[Saved data entries]
============================================================

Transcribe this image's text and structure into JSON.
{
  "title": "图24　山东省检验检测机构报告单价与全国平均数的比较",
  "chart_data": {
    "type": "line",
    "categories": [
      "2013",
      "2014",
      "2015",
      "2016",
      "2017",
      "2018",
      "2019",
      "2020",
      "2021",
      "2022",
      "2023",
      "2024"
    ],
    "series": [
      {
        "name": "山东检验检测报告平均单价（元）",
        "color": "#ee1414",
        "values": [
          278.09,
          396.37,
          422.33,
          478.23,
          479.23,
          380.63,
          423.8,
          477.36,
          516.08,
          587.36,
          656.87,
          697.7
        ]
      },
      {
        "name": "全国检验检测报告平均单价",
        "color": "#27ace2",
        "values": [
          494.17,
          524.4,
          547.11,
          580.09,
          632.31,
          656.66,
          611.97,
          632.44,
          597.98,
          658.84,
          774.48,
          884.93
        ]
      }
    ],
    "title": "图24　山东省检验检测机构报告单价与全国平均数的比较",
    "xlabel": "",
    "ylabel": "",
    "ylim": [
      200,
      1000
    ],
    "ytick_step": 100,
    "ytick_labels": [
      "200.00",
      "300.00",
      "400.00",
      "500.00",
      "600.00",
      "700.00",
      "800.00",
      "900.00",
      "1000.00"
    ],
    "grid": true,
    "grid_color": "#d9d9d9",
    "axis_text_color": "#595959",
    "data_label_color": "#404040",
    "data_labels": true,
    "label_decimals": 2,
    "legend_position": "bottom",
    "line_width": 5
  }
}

============================================================

WHAT TO DO:
Type out the full listing again, exactly as given.

OUTPUT FOR THIS TASK:
Transcribe this image's text and structure into JSON.
{
  "title": "图24　山东省检验检测机构报告单价与全国平均数的比较",
  "chart_data": {
    "type": "line",
    "categories": [
      "2013",
      "2014",
      "2015",
      "2016",
      "2017",
      "2018",
      "2019",
      "2020",
      "2021",
      "2022",
      "2023",
      "2024"
    ],
    "series": [
      {
        "name": "山东检验检测报告平均单价（元）",
        "color": "#ee1414",
        "values": [
          278.09,
          396.37,
          422.33,
          478.23,
          479.23,
          380.63,
          423.8,
          477.36,
          516.08,
          587.36,
          656.87,
          697.7
        ]
      },
      {
        "name": "全国检验检测报告平均单价",
        "color": "#27ace2",
        "values": [
          494.17,
          524.4,
          547.11,
          580.09,
          632.31,
          656.66,
          611.97,
          632.44,
          597.98,
          658.84,
          774.48,
          884.93
        ]
      }
    ],
    "title": "图24　山东省检验检测机构报告单价与全国平均数的比较",
    "xlabel": "",
    "ylabel": "",
    "ylim": [
      200,
      1000
    ],
    "ytick_step": 100,
    "ytick_labels": [
      "200.00",
      "300.00",
      "400.00",
      "500.00",
      "600.00",
      "700.00",
      "800.00",
      "900.00",
      "1000.00"
    ],
    "grid": true,
    "grid_color": "#d9d9d9",
    "axis_text_color": "#595959",
    "data_label_color": "#404040",
    "data_labels": true,
    "label_decimals": 2,
    "legend_position": "bottom",
    "line_width": 5
  }
}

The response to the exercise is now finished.